Extracted records
>>>>>

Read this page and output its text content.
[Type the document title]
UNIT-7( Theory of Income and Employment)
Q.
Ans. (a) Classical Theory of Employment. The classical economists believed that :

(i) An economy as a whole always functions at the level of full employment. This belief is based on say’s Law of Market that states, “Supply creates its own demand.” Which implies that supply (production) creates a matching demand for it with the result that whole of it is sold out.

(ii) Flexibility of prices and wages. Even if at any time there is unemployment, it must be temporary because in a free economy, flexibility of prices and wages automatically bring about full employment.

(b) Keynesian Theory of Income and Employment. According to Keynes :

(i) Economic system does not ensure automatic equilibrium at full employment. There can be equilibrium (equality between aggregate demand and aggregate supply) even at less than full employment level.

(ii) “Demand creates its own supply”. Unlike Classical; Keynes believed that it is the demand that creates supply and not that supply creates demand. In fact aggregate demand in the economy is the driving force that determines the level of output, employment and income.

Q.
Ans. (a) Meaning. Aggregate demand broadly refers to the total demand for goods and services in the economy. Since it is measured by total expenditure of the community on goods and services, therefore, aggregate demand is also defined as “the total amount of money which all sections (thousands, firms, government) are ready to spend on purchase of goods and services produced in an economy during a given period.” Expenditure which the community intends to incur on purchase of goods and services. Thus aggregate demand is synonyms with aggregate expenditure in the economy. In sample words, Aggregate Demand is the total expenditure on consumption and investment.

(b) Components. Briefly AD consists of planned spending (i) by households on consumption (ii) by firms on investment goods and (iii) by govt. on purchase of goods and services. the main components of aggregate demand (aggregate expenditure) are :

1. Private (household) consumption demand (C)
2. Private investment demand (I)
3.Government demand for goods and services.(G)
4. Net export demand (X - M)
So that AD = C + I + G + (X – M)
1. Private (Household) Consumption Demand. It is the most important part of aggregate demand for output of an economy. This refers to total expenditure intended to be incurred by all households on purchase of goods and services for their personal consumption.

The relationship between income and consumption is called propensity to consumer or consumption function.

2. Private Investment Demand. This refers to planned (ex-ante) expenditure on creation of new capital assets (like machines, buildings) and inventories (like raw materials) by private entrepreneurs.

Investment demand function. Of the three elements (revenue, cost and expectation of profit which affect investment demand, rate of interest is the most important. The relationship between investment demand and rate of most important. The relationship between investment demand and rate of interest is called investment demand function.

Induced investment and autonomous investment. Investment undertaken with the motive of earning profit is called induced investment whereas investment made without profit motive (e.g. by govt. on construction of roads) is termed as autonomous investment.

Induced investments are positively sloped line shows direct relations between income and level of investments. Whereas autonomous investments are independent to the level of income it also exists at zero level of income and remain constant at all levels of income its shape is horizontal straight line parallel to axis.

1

<<<<<

WHAT YOU HAVE TO DO
Return every line of the material exactly.

WORKED ANSWER
Read this page and output its text content.
[Type the document title]
UNIT-7( Theory of Income and Employment)
Q.
Ans. (a) Classical Theory of Employment. The classical economists believed that :

(i) An economy as a whole always functions at the level of full employment. This belief is based on say’s Law of Market that states, “Supply creates its own demand.” Which implies that supply (production) creates a matching demand for it with the result that whole of it is sold out.

(ii) Flexibility of prices and wages. Even if at any time there is unemployment, it must be temporary because in a free economy, flexibility of prices and wages automatically bring about full employment.

(b) Keynesian Theory of Income and Employment. According to Keynes :

(i) Economic system does not ensure automatic equilibrium at full employment. There can be equilibrium (equality between aggregate demand and aggregate supply) even at less than full employment level.

(ii) “Demand creates its own supply”. Unlike Classical; Keynes believed that it is the demand that creates supply and not that supply creates demand. In fact aggregate demand in the economy is the driving force that determines the level of output, employment and income.

Q.
Ans. (a) Meaning. Aggregate demand broadly refers to the total demand for goods and services in the economy. Since it is measured by total expenditure of the community on goods and services, therefore, aggregate demand is also defined as “the total amount of money which all sections (thousands, firms, government) are ready to spend on purchase of goods and services produced in an economy during a given period.” Expenditure which the community intends to incur on purchase of goods and services. Thus aggregate demand is synonyms with aggregate expenditure in the economy. In sample words, Aggregate Demand is the total expenditure on consumption and investment.

(b) Components. Briefly AD consists of planned spending (i) by households on consumption (ii) by firms on investment goods and (iii) by govt. on purchase of goods and services. the main components of aggregate demand (aggregate expenditure) are :

1. Private (household) consumption demand (C)
2. Private investment demand (I)
3.Government demand for goods and services.(G)
4. Net export demand (X - M)
So that AD = C + I + G + (X – M)
1. Private (Household) Consumption Demand. It is the most important part of aggregate demand for output of an economy. This refers to total expenditure intended to be incurred by all households on purchase of goods and services for their personal consumption.

The relationship between income and consumption is called propensity to consumer or consumption function.

2. Private Investment Demand. This refers to planned (ex-ante) expenditure on creation of new capital assets (like machines, buildings) and inventories (like raw materials) by private entrepreneurs.

Investment demand function. Of the three elements (revenue, cost and expectation of profit which affect investment demand, rate of interest is the most important. The relationship between investment demand and rate of most important. The relationship between investment demand and rate of interest is called investment demand function.

Induced investment and autonomous investment. Investment undertaken with the motive of earning profit is called induced investment whereas investment made without profit motive (e.g. by govt. on construction of roads) is termed as autonomous investment.

Induced investments are positively sloped line shows direct relations between income and level of investments. Whereas autonomous investments are independent to the level of income it also exists at zero level of income and remain constant at all levels of income its shape is horizontal straight line parallel to axis.

1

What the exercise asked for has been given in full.